- _Written problem_: Extract the records in full, leaving every picture out.

☆ ☆ ☆ ☆ ☆ ☆ ☆

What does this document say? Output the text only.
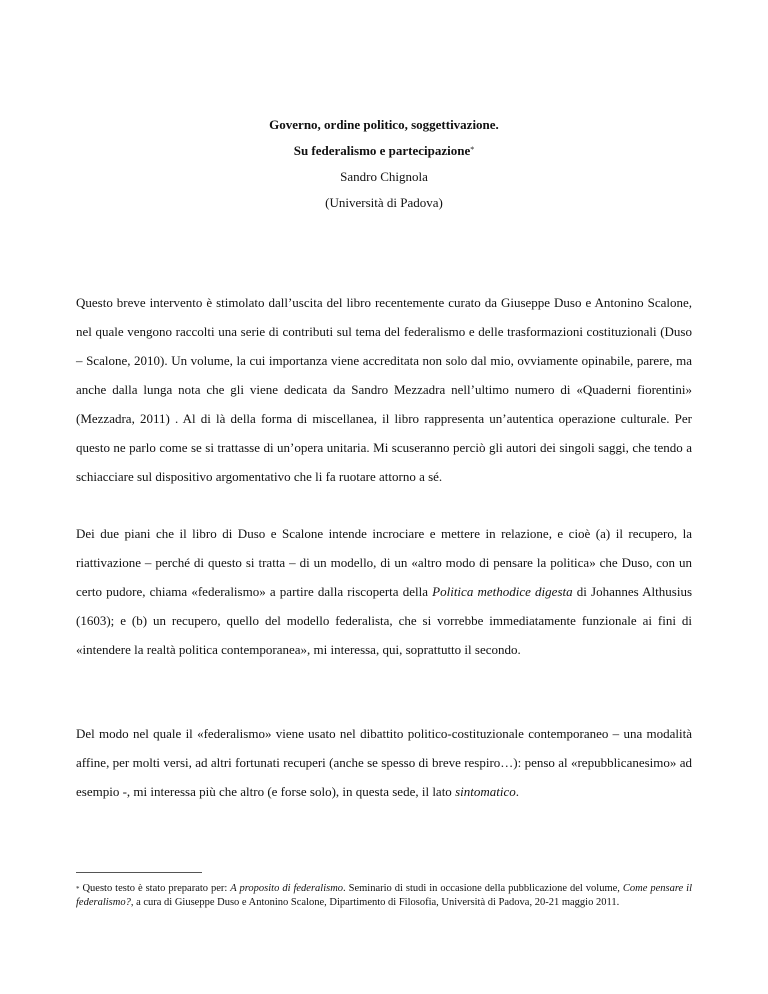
Governo, ordine politico, soggettivazione.
Su federalismo e partecipazione*
Sandro Chignola
(Università di Padova)

Questo breve intervento è stimolato dall’uscita del libro recentemente curato da Giuseppe Duso e Antonino Scalone, nel quale vengono raccolti una serie di contributi sul tema del federalismo e delle trasformazioni costituzionali (Duso – Scalone, 2010). Un volume, la cui importanza viene accreditata non solo dal mio, ovviamente opinabile, parere, ma anche dalla lunga nota che gli viene dedicata da Sandro Mezzadra nell’ultimo numero di «Quaderni fiorentini» (Mezzadra, 2011) . Al di là della forma di miscellanea, il libro rappresenta un’autentica operazione culturale. Per questo ne parlo come se si trattasse di un’opera unitaria. Mi scuseranno perciò gli autori dei singoli saggi, che tendo a schiacciare sul dispositivo argomentativo che li fa ruotare attorno a sé.

Dei due piani che il libro di Duso e Scalone intende incrociare e mettere in relazione, e cioè (a) il recupero, la riattivazione – perché di questo si tratta – di un modello, di un «altro modo di pensare la politica» che Duso, con un certo pudore, chiama «federalismo» a partire dalla riscoperta della Politica methodice digesta di Johannes Althusius (1603); e (b) un recupero, quello del modello federalista, che si vorrebbe immediatamente funzionale ai fini di «intendere la realtà politica contemporanea», mi interessa, qui, soprattutto il secondo.

Del modo nel quale il «federalismo» viene usato nel dibattito politico-costituzionale contemporaneo – una modalità affine, per molti versi, ad altri fortunati recuperi (anche se spesso di breve respiro…): penso al «repubblicanesimo» ad esempio -, mi interessa più che altro (e forse solo), in questa sede, il lato sintomatico.

* Questo testo è stato preparato per: A proposito di federalismo. Seminario di studi in occasione della pubblicazione del volume, Come pensare il federalismo?, a cura di Giuseppe Duso e Antonino Scalone, Dipartimento di Filosofia, Università di Padova, 20-21 maggio 2011.
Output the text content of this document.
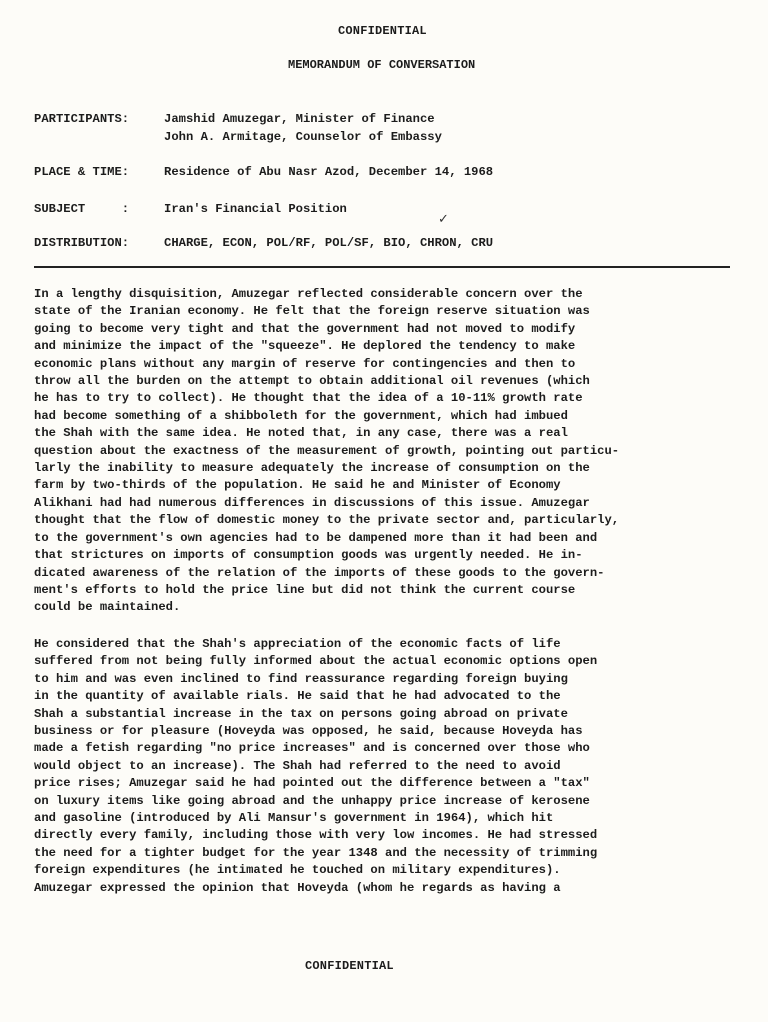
CONFIDENTIAL
MEMORANDUM OF CONVERSATION
PARTICIPANTS:	Jamshid Amuzegar, Minister of Finance
John A. Armitage, Counselor of Embassy
PLACE & TIME:	Residence of Abu Nasr Azod, December 14, 1968
SUBJECT     :	Iran's Financial Position
✓
DISTRIBUTION:	CHARGE, ECON, POL/RF, POL/SF, BIO, CHRON, CRU
In a lengthy disquisition, Amuzegar reflected considerable concern over the
state of the Iranian economy. He felt that the foreign reserve situation was
going to become very tight and that the government had not moved to modify
and minimize the impact of the "squeeze". He deplored the tendency to make
economic plans without any margin of reserve for contingencies and then to
throw all the burden on the attempt to obtain additional oil revenues (which
he has to try to collect). He thought that the idea of a 10-11% growth rate
had become something of a shibboleth for the government, which had imbued
the Shah with the same idea. He noted that, in any case, there was a real
question about the exactness of the measurement of growth, pointing out particu-
larly the inability to measure adequately the increase of consumption on the
farm by two-thirds of the population. He said he and Minister of Economy
Alikhani had had numerous differences in discussions of this issue. Amuzegar
thought that the flow of domestic money to the private sector and, particularly,
to the government's own agencies had to be dampened more than it had been and
that strictures on imports of consumption goods was urgently needed. He in-
dicated awareness of the relation of the imports of these goods to the govern-
ment's efforts to hold the price line but did not think the current course
could be maintained.
He considered that the Shah's appreciation of the economic facts of life
suffered from not being fully informed about the actual economic options open
to him and was even inclined to find reassurance regarding foreign buying
in the quantity of available rials. He said that he had advocated to the
Shah a substantial increase in the tax on persons going abroad on private
business or for pleasure (Hoveyda was opposed, he said, because Hoveyda has
made a fetish regarding "no price increases" and is concerned over those who
would object to an increase). The Shah had referred to the need to avoid
price rises; Amuzegar said he had pointed out the difference between a "tax"
on luxury items like going abroad and the unhappy price increase of kerosene
and gasoline (introduced by Ali Mansur's government in 1964), which hit
directly every family, including those with very low incomes. He had stressed
the need for a tighter budget for the year 1348 and the necessity of trimming
foreign expenditures (he intimated he touched on military expenditures).
Amuzegar expressed the opinion that Hoveyda (whom he regards as having a
CONFIDENTIAL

☆ ☆ ☆ ☆ ☆ ☆ ☆

- _Answer to the exercise_:
What does this document say? Output the text only.
Governo, ordine politico, soggettivazione.
Su federalismo e partecipazione*
Sandro Chignola
(Università di Padova)

Questo breve intervento è stimolato dall’uscita del libro recentemente curato da Giuseppe Duso e Antonino Scalone, nel quale vengono raccolti una serie di contributi sul tema del federalismo e delle trasformazioni costituzionali (Duso – Scalone, 2010). Un volume, la cui importanza viene accreditata non solo dal mio, ovviamente opinabile, parere, ma anche dalla lunga nota che gli viene dedicata da Sandro Mezzadra nell’ultimo numero di «Quaderni fiorentini» (Mezzadra, 2011) . Al di là della forma di miscellanea, il libro rappresenta un’autentica operazione culturale. Per questo ne parlo come se si trattasse di un’opera unitaria. Mi scuseranno perciò gli autori dei singoli saggi, che tendo a schiacciare sul dispositivo argomentativo che li fa ruotare attorno a sé.

Dei due piani che il libro di Duso e Scalone intende incrociare e mettere in relazione, e cioè (a) il recupero, la riattivazione – perché di questo si tratta – di un modello, di un «altro modo di pensare la politica» che Duso, con un certo pudore, chiama «federalismo» a partire dalla riscoperta della Politica methodice digesta di Johannes Althusius (1603); e (b) un recupero, quello del modello federalista, che si vorrebbe immediatamente funzionale ai fini di «intendere la realtà politica contemporanea», mi interessa, qui, soprattutto il secondo.

Del modo nel quale il «federalismo» viene usato nel dibattito politico-costituzionale contemporaneo – una modalità affine, per molti versi, ad altri fortunati recuperi (anche se spesso di breve respiro…): penso al «repubblicanesimo» ad esempio -, mi interessa più che altro (e forse solo), in questa sede, il lato sintomatico.

* Questo testo è stato preparato per: A proposito di federalismo. Seminario di studi in occasione della pubblicazione del volume, Come pensare il federalismo?, a cura di Giuseppe Duso e Antonino Scalone, Dipartimento di Filosofia, Università di Padova, 20-21 maggio 2011.
Output the text content of this document.
CONFIDENTIAL
MEMORANDUM OF CONVERSATION
PARTICIPANTS:	Jamshid Amuzegar, Minister of Finance
John A. Armitage, Counselor of Embassy
PLACE & TIME:	Residence of Abu Nasr Azod, December 14, 1968
SUBJECT     :	Iran's Financial Position
✓
DISTRIBUTION:	CHARGE, ECON, POL/RF, POL/SF, BIO, CHRON, CRU
In a lengthy disquisition, Amuzegar reflected considerable concern over the
state of the Iranian economy. He felt that the foreign reserve situation was
going to become very tight and that the government had not moved to modify
and minimize the impact of the "squeeze". He deplored the tendency to make
economic plans without any margin of reserve for contingencies and then to
throw all the burden on the attempt to obtain additional oil revenues (which
he has to try to collect). He thought that the idea of a 10-11% growth rate
had become something of a shibboleth for the government, which had imbued
the Shah with the same idea. He noted that, in any case, there was a real
question about the exactness of the measurement of growth, pointing out particu-
larly the inability to measure adequately the increase of consumption on the
farm by two-thirds of the population. He said he and Minister of Economy
Alikhani had had numerous differences in discussions of this issue. Amuzegar
thought that the flow of domestic money to the private sector and, particularly,
to the government's own agencies had to be dampened more than it had been and
that strictures on imports of consumption goods was urgently needed. He in-
dicated awareness of the relation of the imports of these goods to the govern-
ment's efforts to hold the price line but did not think the current course
could be maintained.
He considered that the Shah's appreciation of the economic facts of life
suffered from not being fully informed about the actual economic options open
to him and was even inclined to find reassurance regarding foreign buying
in the quantity of available rials. He said that he had advocated to the
Shah a substantial increase in the tax on persons going abroad on private
business or for pleasure (Hoveyda was opposed, he said, because Hoveyda has
made a fetish regarding "no price increases" and is concerned over those who
would object to an increase). The Shah had referred to the need to avoid
price rises; Amuzegar said he had pointed out the difference between a "tax"
on luxury items like going abroad and the unhappy price increase of kerosene
and gasoline (introduced by Ali Mansur's government in 1964), which hit
directly every family, including those with very low incomes. He had stressed
the need for a tighter budget for the year 1348 and the necessity of trimming
foreign expenditures (he intimated he touched on military expenditures).
Amuzegar expressed the opinion that Hoveyda (whom he regards as having a
CONFIDENTIAL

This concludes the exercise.